* **TASK OBJECTIVE**
Pull out every line below holding the word "Decode".

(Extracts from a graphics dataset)

- - - - -

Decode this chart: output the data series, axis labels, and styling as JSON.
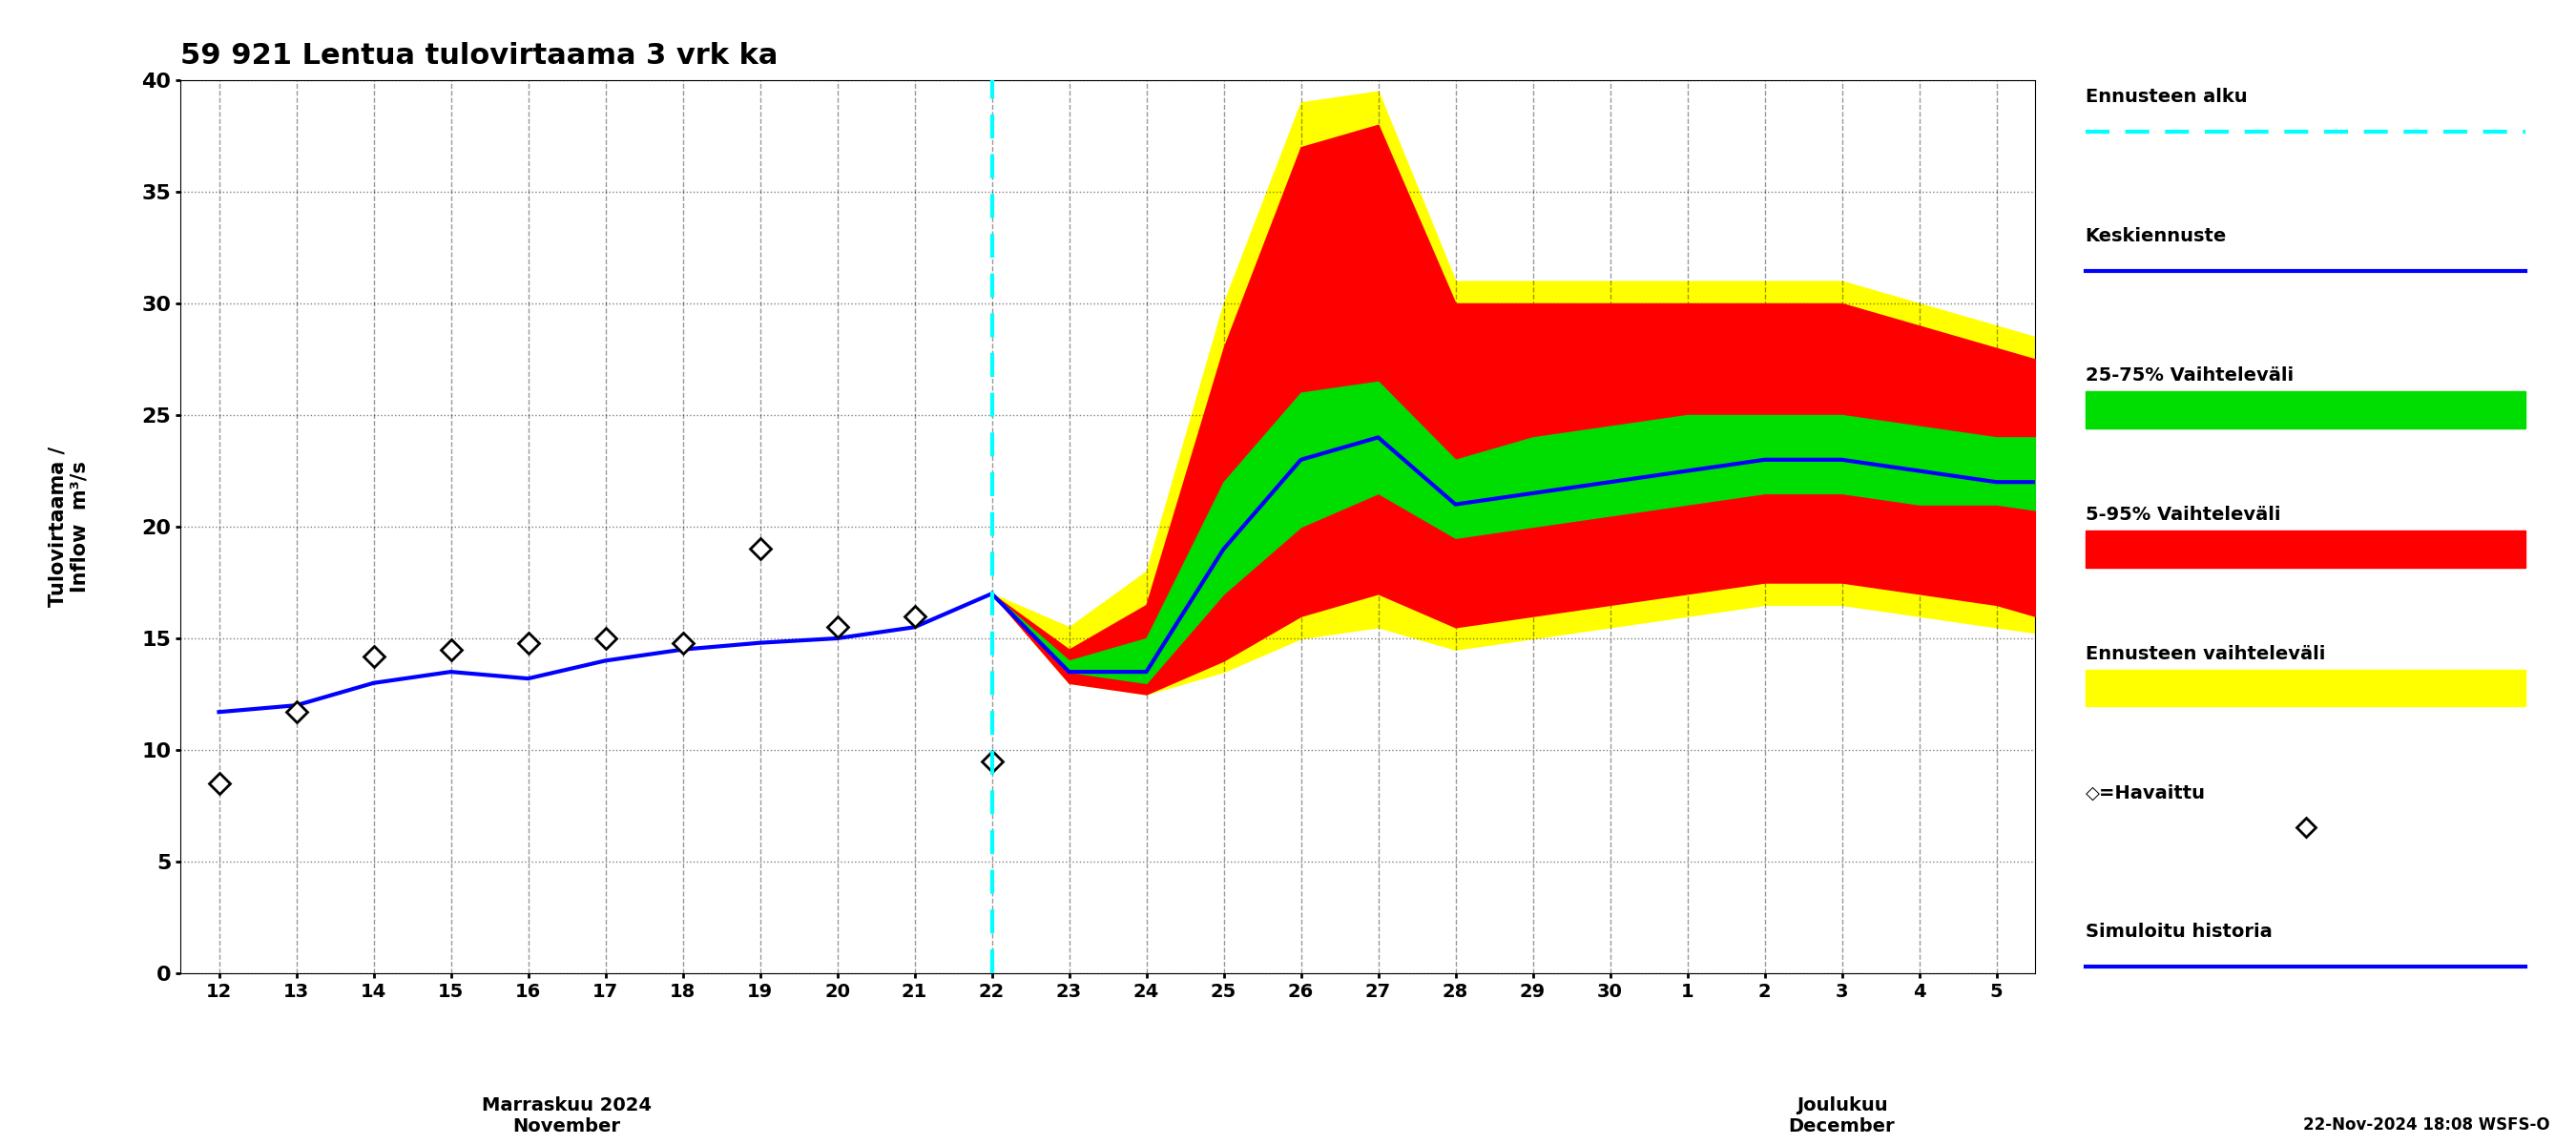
{
  "title": "59 921 Lentua tulovirtaama 3 vrk ka",
  "ylabel": "Tulovirtaama / Inflow  m³/s",
  "ylim": [
    0,
    40
  ],
  "yticks": [
    0,
    5,
    10,
    15,
    20,
    25,
    30,
    35,
    40
  ],
  "footnote": "22-Nov-2024 18:08 WSFS-O",
  "sim_history_x": [
    0,
    1,
    2,
    3,
    4,
    5,
    6,
    7,
    8,
    9,
    10
  ],
  "sim_history_y": [
    11.7,
    12.0,
    13.0,
    13.5,
    13.2,
    14.0,
    14.5,
    14.8,
    15.0,
    15.5,
    17.0
  ],
  "observed_x": [
    0,
    1,
    2,
    3,
    4,
    5,
    6,
    7,
    8,
    9,
    10
  ],
  "observed_y": [
    8.5,
    11.7,
    14.2,
    14.5,
    14.8,
    15.0,
    14.8,
    19.0,
    15.5,
    16.0,
    9.5
  ],
  "forecast_x": [
    10,
    11,
    12,
    13,
    14,
    15,
    16,
    17,
    18,
    19,
    20,
    21,
    22,
    23,
    24
  ],
  "forecast_mean": [
    17.0,
    13.5,
    13.5,
    19.0,
    23.0,
    24.0,
    21.0,
    21.5,
    22.0,
    22.5,
    23.0,
    23.0,
    22.5,
    22.0,
    22.0
  ],
  "p25": [
    17.0,
    13.5,
    13.0,
    17.0,
    20.0,
    21.5,
    19.5,
    20.0,
    20.5,
    21.0,
    21.5,
    21.5,
    21.0,
    21.0,
    20.5
  ],
  "p75": [
    17.0,
    14.0,
    15.0,
    22.0,
    26.0,
    26.5,
    23.0,
    24.0,
    24.5,
    25.0,
    25.0,
    25.0,
    24.5,
    24.0,
    24.0
  ],
  "p05": [
    17.0,
    13.0,
    12.5,
    14.0,
    16.0,
    17.0,
    15.5,
    16.0,
    16.5,
    17.0,
    17.5,
    17.5,
    17.0,
    16.5,
    15.5
  ],
  "p95": [
    17.0,
    14.5,
    16.5,
    28.0,
    37.0,
    38.0,
    30.0,
    30.0,
    30.0,
    30.0,
    30.0,
    30.0,
    29.0,
    28.0,
    27.0
  ],
  "ennus_low": [
    17.0,
    13.0,
    12.5,
    13.5,
    15.0,
    15.5,
    14.5,
    15.0,
    15.5,
    16.0,
    16.5,
    16.5,
    16.0,
    15.5,
    15.0
  ],
  "ennus_high": [
    17.0,
    15.5,
    18.0,
    30.0,
    39.0,
    39.5,
    31.0,
    31.0,
    31.0,
    31.0,
    31.0,
    31.0,
    30.0,
    29.0,
    28.0
  ],
  "color_yellow": "#FFFF00",
  "color_red": "#FF0000",
  "color_green": "#00DD00",
  "color_blue_line": "#0000FF",
  "color_cyan_dashed": "#00FFFF",
  "background_color": "#FFFFFF",
  "nov_labels": [
    "12",
    "13",
    "14",
    "15",
    "16",
    "17",
    "18",
    "19",
    "20",
    "21",
    "22",
    "23",
    "24",
    "25",
    "26",
    "27",
    "28",
    "29",
    "30"
  ],
  "dec_labels": [
    "1",
    "2",
    "3",
    "4",
    "5"
  ],
  "month_label_nov": "Marraskuu 2024\nNovember",
  "month_label_dec": "Joulukuu\nDecember",
  "legend_labels": [
    "Ennusteen alku",
    "Keskiennuste",
    "25-75% Vaihteleväli",
    "5-95% Vaihteleväli",
    "Ennusteen vaihteleväli",
    "◇=Havaittu",
    "Simuloitu historia"
  ]
}
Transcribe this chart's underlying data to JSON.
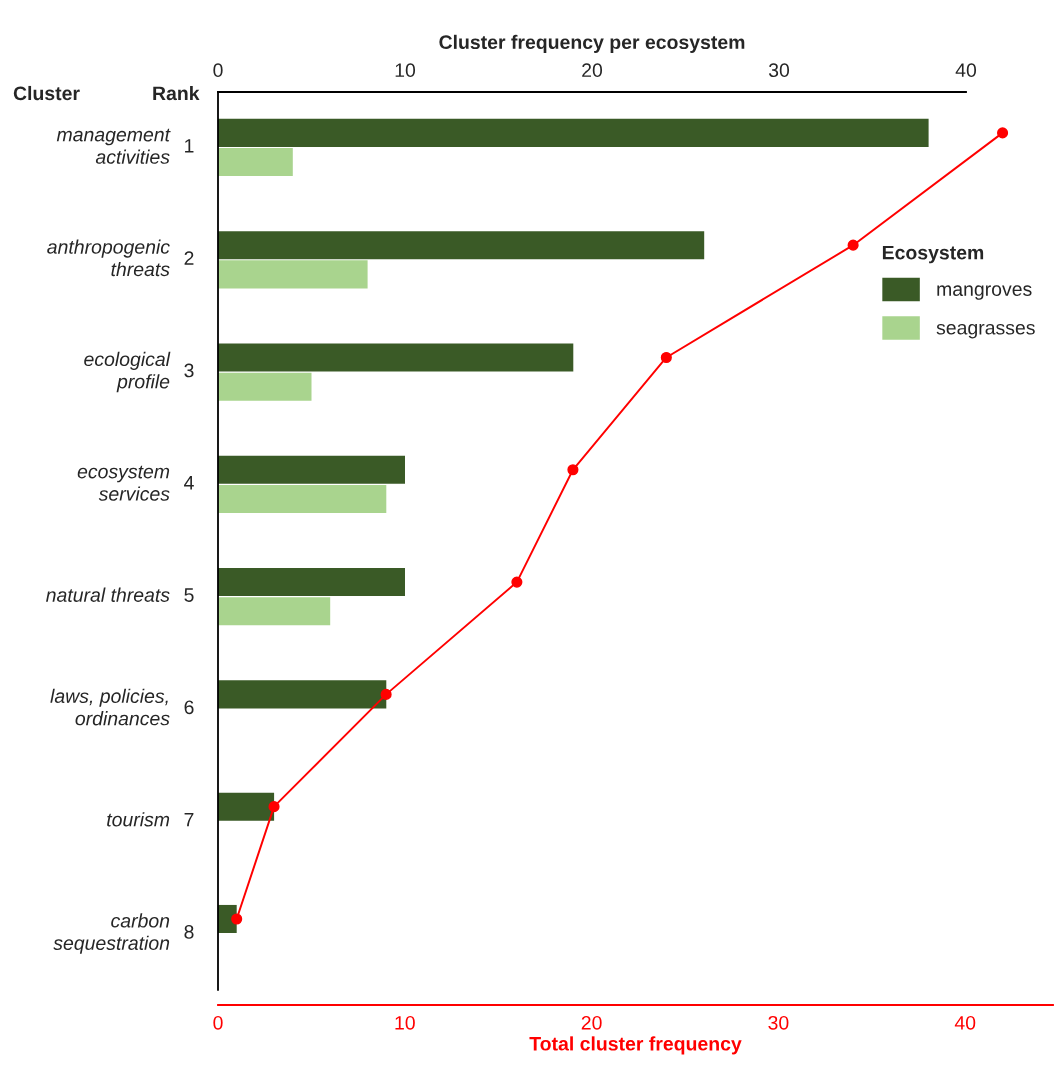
{
  "chart_data": {
    "type": "bar",
    "orientation": "horizontal",
    "categories": [
      "management\nactivities",
      "anthropogenic\nthreats",
      "ecological\nprofile",
      "ecosystem\nservices",
      "natural threats",
      "laws, policies,\nordinances",
      "tourism",
      "carbon\nsequestration"
    ],
    "y2_categories": [
      "1",
      "2",
      "3",
      "4",
      "5",
      "6",
      "7",
      "8"
    ],
    "annotations": [
      "Cluster",
      "Rank"
    ],
    "series": [
      {
        "name": "mangroves",
        "color": "#3a5a26",
        "axis": "x2",
        "values": [
          38,
          26,
          19,
          10,
          10,
          9,
          3,
          1
        ]
      },
      {
        "name": "seagrasses",
        "color": "#a9d48e",
        "axis": "x2",
        "values": [
          4,
          8,
          5,
          9,
          6,
          null,
          null,
          null
        ]
      },
      {
        "type": "line",
        "color": "#ff0000",
        "marker": "circle",
        "values": [
          42,
          34,
          24,
          19,
          16,
          9,
          3,
          1
        ]
      }
    ],
    "x2label": "Cluster frequency per ecosystem",
    "x2lim": [
      0,
      40
    ],
    "x2ticks": [
      0,
      10,
      20,
      30,
      40
    ],
    "xlabel": "Total cluster frequency",
    "xlim": [
      0,
      44.7
    ],
    "xticks": [
      0,
      10,
      20,
      30,
      40
    ],
    "legend_title": "Ecosystem",
    "legend": "right"
  }
}
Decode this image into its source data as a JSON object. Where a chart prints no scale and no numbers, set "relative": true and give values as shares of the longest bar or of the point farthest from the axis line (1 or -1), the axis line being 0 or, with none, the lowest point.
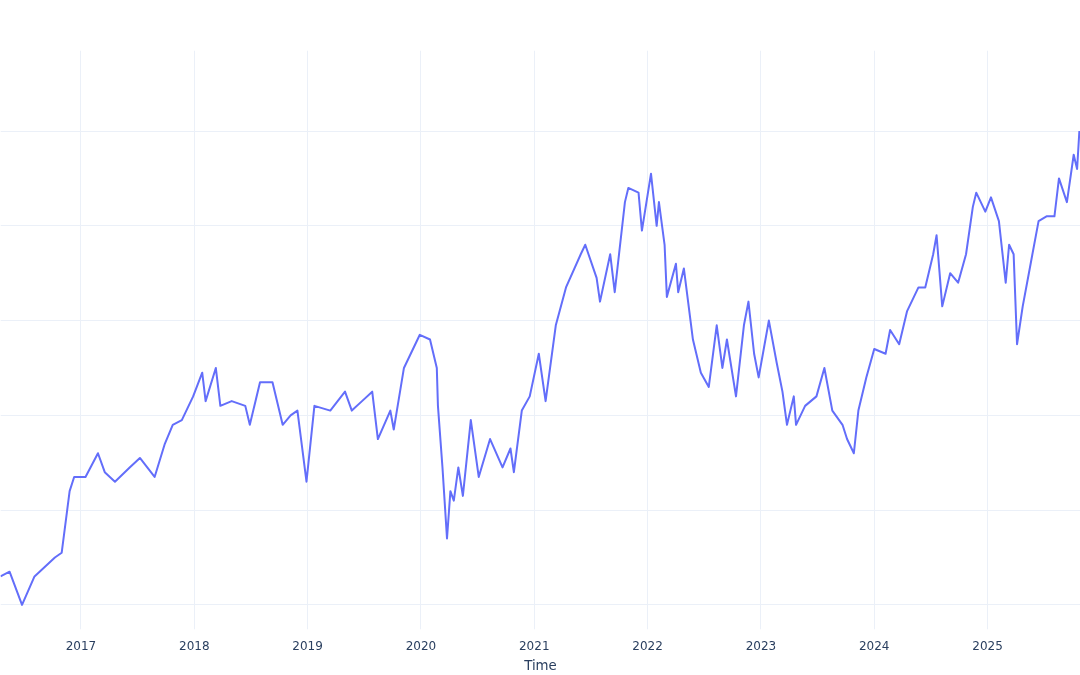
{
  "chart_data": {
    "type": "line",
    "xlabel": "Time",
    "relative": true,
    "grid": true,
    "xlim": [
      2016.29,
      2025.82
    ],
    "xticks": [
      2017,
      2018,
      2019,
      2020,
      2021,
      2022,
      2023,
      2024,
      2025
    ],
    "series": [
      {
        "color": "#636efa",
        "x": [
          2016.29,
          2016.37,
          2016.48,
          2016.59,
          2016.77,
          2016.83,
          2016.9,
          2016.94,
          2017.04,
          2017.15,
          2017.21,
          2017.3,
          2017.43,
          2017.52,
          2017.65,
          2017.74,
          2017.81,
          2017.89,
          2017.99,
          2018.07,
          2018.1,
          2018.19,
          2018.23,
          2018.33,
          2018.45,
          2018.49,
          2018.58,
          2018.69,
          2018.78,
          2018.85,
          2018.91,
          2018.99,
          2019.06,
          2019.2,
          2019.33,
          2019.39,
          2019.48,
          2019.57,
          2019.62,
          2019.73,
          2019.76,
          2019.85,
          2019.99,
          2020.08,
          2020.14,
          2020.15,
          2020.19,
          2020.23,
          2020.26,
          2020.29,
          2020.33,
          2020.37,
          2020.44,
          2020.51,
          2020.61,
          2020.72,
          2020.79,
          2020.82,
          2020.89,
          2020.96,
          2021.04,
          2021.1,
          2021.19,
          2021.28,
          2021.41,
          2021.45,
          2021.55,
          2021.58,
          2021.67,
          2021.71,
          2021.8,
          2021.83,
          2021.92,
          2021.95,
          2022.03,
          2022.08,
          2022.1,
          2022.15,
          2022.17,
          2022.25,
          2022.27,
          2022.32,
          2022.4,
          2022.47,
          2022.54,
          2022.61,
          2022.66,
          2022.7,
          2022.78,
          2022.85,
          2022.89,
          2022.94,
          2022.98,
          2023.07,
          2023.14,
          2023.19,
          2023.23,
          2023.29,
          2023.31,
          2023.39,
          2023.49,
          2023.56,
          2023.63,
          2023.72,
          2023.76,
          2023.82,
          2023.86,
          2023.93,
          2024.0,
          2024.1,
          2024.14,
          2024.22,
          2024.29,
          2024.39,
          2024.45,
          2024.52,
          2024.55,
          2024.6,
          2024.67,
          2024.74,
          2024.81,
          2024.87,
          2024.9,
          2024.98,
          2025.03,
          2025.1,
          2025.16,
          2025.19,
          2025.23,
          2025.26,
          2025.31,
          2025.38,
          2025.45,
          2025.52,
          2025.59,
          2025.63,
          2025.7,
          2025.76,
          2025.79,
          2025.81
        ],
        "values": [
          0.06,
          0.07,
          0.0,
          0.06,
          0.1,
          0.11,
          0.24,
          0.27,
          0.27,
          0.32,
          0.28,
          0.26,
          0.29,
          0.31,
          0.27,
          0.34,
          0.38,
          0.39,
          0.44,
          0.49,
          0.43,
          0.5,
          0.42,
          0.43,
          0.42,
          0.38,
          0.47,
          0.47,
          0.38,
          0.4,
          0.41,
          0.26,
          0.42,
          0.41,
          0.45,
          0.41,
          0.43,
          0.45,
          0.35,
          0.41,
          0.37,
          0.5,
          0.57,
          0.56,
          0.5,
          0.42,
          0.29,
          0.14,
          0.24,
          0.22,
          0.29,
          0.23,
          0.39,
          0.27,
          0.35,
          0.29,
          0.33,
          0.28,
          0.41,
          0.44,
          0.53,
          0.43,
          0.59,
          0.67,
          0.74,
          0.76,
          0.69,
          0.64,
          0.74,
          0.66,
          0.85,
          0.88,
          0.87,
          0.79,
          0.91,
          0.8,
          0.85,
          0.76,
          0.65,
          0.72,
          0.66,
          0.71,
          0.56,
          0.49,
          0.46,
          0.59,
          0.5,
          0.56,
          0.44,
          0.59,
          0.64,
          0.53,
          0.48,
          0.6,
          0.51,
          0.45,
          0.38,
          0.44,
          0.38,
          0.42,
          0.44,
          0.5,
          0.41,
          0.38,
          0.35,
          0.32,
          0.41,
          0.48,
          0.54,
          0.53,
          0.58,
          0.55,
          0.62,
          0.67,
          0.67,
          0.74,
          0.78,
          0.63,
          0.7,
          0.68,
          0.74,
          0.84,
          0.87,
          0.83,
          0.86,
          0.81,
          0.68,
          0.76,
          0.74,
          0.55,
          0.63,
          0.72,
          0.81,
          0.82,
          0.82,
          0.9,
          0.85,
          0.95,
          0.92,
          1.0
        ]
      }
    ]
  }
}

- - - - -

* **EXPECTED ANSWER**
Decode this chart: output the data series, axis labels, and styling as JSON.
Decode this image into its source data as a JSON object. Where a chart prints no scale and no numbers, set "relative": true and give values as shares of the longest bar or of the point farthest from the axis line (1 or -1), the axis line being 0 or, with none, the lowest point.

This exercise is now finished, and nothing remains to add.